Dat het College niet op het gedane aanbod zal terugkomen is dus niet zo grootmoedig als dit op het eerste ogenblik lijkt."

Beoordeling

1. Op 18 juli 1998 verrichtten ambtenaren van de regionale politiekorpsen Midden en West Brabant en Limburg-Zuid onder leiding van de rechter-commissaris in de arrondis­sementsrechtbank te Breda een huiszoeking in de woning van verzoekers. De reden voor deze huiszoeking was dat het adres van verzoekers woning was aangetroffen op een de dag te voren ontdekt slachtoffer van een moord. Later bleek dat de woning bij een broer van het slachtoffer in gebruik was geweest. Hoewel deze informatie dateerde van ruim vóór de huiszoeking op 18 juli 1998, is toch besloten de woning te doorzoeken. Achteraf bezien was deze huiszoeking niet nodig geweest.

2. Verzoekers hebben een uitgebreide schadeclaim ingediend bij, in eerste instantie de betrokken politiekorpsen, en later het openbaar ministerie. Bij brief van 6 augustus 1999 heeft het College van procureurs-generaal aangegeven bereid te zijn om de schade aan raam, kozijn en deur te vergoeden, maar wees het de aansprakelijkheid voor de overige door verzoekers gestelde schade af. Verzoekers klagen over die gedeeltelijke afwijzing. Zij stellen dat er bij de huiszoeking ook schade is toegebracht aan meubelen in de woning. Voorts maken zij aanspraak op smartengeld en vergoeding van telefoon en portokosten. Ten slotte hebben zij vergoeding van advocaat- en expertisekosten geclaimd.

3. De Minister van Justitie heeft verwezen naar de motivering van het College van procureurs-generaal voor de afwijzing van de diverse schadeposten. De Minister was van oordeel dat het College op de door het College genoemde gronden in redelijkheid kon komen tot afwijzing van die schadeposten en achtte de klacht niet gegrond.

## BRONFRAGMENT
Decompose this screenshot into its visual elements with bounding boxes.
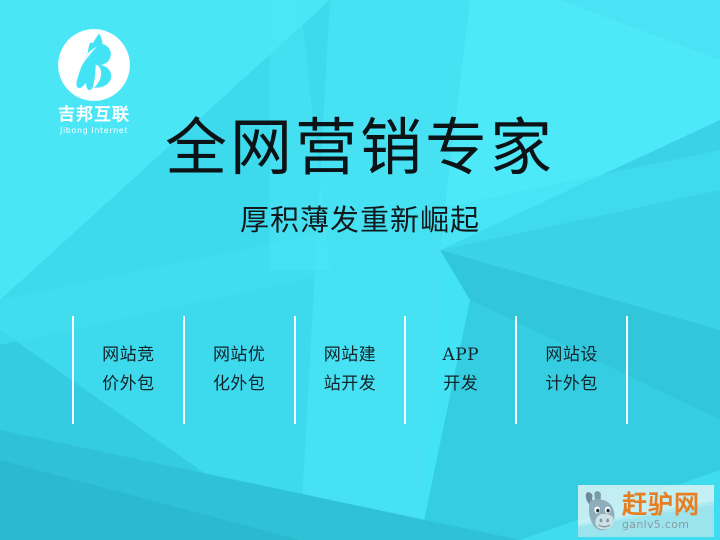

## EISEN
Pak de tekst over de schadeclaim na de huiszoeking weer op en schrijf verder vanaf de laatste zin.

## UITGEWERKTE OPGAVE
4. Bij de beoordeling door de Nationale ombudsman van het besluit tot afwijzing van de geclaimde schadevergoeding moet het volgende voorop worden gesteld.

De terughoudende benadering die de Nationale ombudsman in schadevergoedingszaken volgt (zie achtergrond), betekent in dit geval dat per schadepost zal worden beoor­deeld of verzoekers aanspraak op vergoeding van de door hen gestelde schade zo evident is dat het College niet in redelijkheid heeft kunnen komen tot afwijzing van die schadeclaim.

5. De schadeposten welke het College niet wenst te vergoeden betreffen: de schade aan het meubilair, porto- en telefoonkosten, smartengeld en advocaat- en expertisekosten.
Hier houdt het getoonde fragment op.